WHAT THE TASK ASKS => How many lines of the material below contain the string "query"? Answer with the number and nothing else.

GIVEN INFORMATION =>

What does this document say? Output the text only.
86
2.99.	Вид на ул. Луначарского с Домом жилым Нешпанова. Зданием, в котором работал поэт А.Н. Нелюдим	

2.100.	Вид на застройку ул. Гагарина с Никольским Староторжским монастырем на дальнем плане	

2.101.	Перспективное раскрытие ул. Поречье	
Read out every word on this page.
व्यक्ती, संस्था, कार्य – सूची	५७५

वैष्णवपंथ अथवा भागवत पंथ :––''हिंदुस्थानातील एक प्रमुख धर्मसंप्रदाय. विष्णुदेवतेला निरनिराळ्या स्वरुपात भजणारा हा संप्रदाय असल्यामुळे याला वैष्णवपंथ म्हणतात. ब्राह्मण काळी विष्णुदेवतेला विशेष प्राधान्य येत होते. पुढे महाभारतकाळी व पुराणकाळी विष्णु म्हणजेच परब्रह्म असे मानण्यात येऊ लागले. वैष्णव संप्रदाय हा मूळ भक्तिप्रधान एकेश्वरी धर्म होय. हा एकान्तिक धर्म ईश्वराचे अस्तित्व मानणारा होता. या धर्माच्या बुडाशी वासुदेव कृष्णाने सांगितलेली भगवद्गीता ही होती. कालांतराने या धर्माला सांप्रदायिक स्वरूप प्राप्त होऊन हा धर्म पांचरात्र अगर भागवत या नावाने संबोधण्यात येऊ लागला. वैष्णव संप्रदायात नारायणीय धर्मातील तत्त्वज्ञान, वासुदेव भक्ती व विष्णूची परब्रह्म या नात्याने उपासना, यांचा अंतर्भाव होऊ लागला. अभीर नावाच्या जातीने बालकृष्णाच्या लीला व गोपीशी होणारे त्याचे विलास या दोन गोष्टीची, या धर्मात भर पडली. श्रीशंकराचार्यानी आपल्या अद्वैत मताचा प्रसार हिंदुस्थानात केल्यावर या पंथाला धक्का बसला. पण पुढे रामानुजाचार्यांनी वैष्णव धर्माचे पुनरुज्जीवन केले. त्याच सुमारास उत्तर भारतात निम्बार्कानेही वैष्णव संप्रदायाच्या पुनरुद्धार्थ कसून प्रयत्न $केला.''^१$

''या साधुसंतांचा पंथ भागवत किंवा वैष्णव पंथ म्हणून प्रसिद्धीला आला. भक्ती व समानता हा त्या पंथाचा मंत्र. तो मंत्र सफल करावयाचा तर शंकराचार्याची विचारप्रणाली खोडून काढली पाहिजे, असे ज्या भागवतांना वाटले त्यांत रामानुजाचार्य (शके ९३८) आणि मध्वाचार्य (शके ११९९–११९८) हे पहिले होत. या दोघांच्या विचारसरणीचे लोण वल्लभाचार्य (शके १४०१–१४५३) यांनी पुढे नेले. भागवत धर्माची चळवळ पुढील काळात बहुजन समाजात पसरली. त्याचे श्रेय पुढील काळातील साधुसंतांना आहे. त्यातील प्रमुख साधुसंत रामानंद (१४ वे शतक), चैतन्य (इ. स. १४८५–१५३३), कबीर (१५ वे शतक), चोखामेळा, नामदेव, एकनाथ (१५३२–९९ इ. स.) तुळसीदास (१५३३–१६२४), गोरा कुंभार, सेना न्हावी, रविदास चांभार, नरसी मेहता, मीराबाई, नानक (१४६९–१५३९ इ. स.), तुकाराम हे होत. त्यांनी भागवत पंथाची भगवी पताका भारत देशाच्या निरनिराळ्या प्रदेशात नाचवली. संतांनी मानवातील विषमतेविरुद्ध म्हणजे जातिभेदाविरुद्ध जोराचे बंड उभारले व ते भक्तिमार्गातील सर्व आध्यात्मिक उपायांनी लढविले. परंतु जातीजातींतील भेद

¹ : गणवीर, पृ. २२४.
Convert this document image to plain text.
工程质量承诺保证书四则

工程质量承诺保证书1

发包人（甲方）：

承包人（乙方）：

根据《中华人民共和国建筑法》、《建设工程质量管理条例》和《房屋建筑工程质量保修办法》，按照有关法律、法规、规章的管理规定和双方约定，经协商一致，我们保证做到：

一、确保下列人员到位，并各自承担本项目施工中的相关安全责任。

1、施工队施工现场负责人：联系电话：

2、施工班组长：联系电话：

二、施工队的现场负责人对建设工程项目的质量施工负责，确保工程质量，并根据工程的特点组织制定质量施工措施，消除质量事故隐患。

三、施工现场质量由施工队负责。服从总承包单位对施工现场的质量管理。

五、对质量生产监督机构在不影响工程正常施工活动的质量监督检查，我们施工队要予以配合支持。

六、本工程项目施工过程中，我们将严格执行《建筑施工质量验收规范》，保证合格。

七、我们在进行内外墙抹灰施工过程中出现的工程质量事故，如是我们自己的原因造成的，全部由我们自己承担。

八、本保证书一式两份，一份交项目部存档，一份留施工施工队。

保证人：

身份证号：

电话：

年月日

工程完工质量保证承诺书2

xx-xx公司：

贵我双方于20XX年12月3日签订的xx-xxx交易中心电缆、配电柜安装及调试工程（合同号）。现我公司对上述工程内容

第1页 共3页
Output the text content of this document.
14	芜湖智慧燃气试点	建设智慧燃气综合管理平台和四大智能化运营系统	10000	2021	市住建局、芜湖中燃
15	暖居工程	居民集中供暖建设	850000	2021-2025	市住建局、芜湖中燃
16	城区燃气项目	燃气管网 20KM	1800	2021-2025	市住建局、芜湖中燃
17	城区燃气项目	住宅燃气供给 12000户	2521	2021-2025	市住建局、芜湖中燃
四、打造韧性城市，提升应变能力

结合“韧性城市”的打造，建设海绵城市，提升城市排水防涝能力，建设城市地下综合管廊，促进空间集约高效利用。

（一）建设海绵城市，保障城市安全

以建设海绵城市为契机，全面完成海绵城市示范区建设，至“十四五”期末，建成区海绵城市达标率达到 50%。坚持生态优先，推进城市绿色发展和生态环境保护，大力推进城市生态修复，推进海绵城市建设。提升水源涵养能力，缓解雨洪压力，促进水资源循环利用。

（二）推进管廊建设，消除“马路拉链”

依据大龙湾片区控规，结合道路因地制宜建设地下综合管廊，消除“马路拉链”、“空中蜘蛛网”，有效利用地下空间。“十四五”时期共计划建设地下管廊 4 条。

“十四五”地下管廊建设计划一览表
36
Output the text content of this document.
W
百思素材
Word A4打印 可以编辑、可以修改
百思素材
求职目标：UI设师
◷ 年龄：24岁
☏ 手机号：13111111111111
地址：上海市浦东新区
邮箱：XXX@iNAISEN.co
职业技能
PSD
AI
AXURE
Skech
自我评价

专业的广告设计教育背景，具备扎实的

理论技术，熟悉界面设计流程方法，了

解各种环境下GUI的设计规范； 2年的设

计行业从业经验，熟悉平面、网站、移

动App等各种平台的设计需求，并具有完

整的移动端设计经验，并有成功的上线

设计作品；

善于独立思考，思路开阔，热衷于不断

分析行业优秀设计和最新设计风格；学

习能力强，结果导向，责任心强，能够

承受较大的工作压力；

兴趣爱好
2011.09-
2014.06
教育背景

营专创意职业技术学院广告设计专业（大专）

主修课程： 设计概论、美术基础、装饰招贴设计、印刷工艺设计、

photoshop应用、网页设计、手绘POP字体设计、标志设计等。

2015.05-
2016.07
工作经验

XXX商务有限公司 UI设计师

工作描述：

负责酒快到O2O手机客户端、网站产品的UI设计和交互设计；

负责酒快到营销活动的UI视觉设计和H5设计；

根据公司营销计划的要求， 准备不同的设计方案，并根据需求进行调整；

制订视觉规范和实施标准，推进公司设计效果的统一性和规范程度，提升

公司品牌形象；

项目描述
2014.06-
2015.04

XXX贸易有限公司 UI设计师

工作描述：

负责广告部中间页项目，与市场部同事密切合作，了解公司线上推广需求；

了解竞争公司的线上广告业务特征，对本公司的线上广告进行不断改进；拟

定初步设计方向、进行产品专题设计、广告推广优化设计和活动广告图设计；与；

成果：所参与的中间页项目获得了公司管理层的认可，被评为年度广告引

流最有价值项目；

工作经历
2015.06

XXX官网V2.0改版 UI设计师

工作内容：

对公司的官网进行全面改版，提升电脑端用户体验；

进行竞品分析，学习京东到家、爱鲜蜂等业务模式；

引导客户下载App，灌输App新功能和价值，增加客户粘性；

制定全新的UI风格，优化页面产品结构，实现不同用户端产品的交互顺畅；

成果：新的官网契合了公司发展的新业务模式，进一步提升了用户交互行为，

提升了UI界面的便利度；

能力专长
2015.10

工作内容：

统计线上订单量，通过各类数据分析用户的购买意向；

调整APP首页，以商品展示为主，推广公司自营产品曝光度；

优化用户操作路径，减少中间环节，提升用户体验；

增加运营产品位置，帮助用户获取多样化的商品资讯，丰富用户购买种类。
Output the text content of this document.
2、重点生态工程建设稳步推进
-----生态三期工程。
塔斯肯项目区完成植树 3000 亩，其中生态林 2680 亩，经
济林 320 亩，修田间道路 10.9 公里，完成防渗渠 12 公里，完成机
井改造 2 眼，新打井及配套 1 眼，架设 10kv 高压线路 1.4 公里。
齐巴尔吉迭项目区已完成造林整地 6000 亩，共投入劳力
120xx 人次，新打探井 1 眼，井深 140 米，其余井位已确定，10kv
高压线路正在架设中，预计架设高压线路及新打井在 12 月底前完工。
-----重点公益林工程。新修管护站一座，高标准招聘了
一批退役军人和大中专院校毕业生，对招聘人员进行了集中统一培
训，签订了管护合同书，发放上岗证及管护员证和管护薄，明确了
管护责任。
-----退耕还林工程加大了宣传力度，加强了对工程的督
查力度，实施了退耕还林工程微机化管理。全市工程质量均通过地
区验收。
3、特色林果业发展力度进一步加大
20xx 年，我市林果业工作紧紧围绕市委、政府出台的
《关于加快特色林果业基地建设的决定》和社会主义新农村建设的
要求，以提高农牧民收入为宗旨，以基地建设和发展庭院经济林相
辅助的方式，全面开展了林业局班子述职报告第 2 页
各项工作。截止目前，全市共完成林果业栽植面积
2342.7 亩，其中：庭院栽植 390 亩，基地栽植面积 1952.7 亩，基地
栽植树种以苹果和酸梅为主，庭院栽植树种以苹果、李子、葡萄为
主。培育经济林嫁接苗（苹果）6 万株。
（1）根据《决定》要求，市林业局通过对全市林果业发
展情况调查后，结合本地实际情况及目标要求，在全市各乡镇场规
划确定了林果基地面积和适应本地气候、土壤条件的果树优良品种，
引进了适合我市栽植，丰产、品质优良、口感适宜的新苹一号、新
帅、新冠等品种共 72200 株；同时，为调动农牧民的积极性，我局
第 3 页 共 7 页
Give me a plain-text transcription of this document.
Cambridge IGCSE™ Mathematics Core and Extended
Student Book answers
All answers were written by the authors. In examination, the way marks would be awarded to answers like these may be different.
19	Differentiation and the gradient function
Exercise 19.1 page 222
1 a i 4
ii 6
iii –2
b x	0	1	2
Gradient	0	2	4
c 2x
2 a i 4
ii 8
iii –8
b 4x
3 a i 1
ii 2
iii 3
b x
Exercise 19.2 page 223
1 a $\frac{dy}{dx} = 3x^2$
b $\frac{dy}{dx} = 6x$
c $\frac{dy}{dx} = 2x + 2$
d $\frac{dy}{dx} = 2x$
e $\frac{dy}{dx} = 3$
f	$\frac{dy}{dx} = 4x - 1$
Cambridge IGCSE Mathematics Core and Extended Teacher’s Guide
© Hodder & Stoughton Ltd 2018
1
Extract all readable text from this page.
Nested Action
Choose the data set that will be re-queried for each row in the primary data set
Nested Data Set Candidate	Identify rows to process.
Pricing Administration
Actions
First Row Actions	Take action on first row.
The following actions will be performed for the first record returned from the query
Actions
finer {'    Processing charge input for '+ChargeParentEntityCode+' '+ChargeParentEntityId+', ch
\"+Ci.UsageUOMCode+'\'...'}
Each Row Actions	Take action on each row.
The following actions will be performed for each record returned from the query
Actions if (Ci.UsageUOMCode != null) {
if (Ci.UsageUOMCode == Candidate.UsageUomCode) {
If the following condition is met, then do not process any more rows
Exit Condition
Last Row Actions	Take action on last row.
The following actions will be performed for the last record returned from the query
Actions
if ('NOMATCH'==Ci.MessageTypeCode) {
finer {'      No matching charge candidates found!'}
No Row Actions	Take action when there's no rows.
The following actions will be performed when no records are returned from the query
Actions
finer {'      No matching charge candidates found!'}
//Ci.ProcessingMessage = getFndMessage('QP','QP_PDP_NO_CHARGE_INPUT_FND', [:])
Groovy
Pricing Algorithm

COMPLETE RESPONSE => 4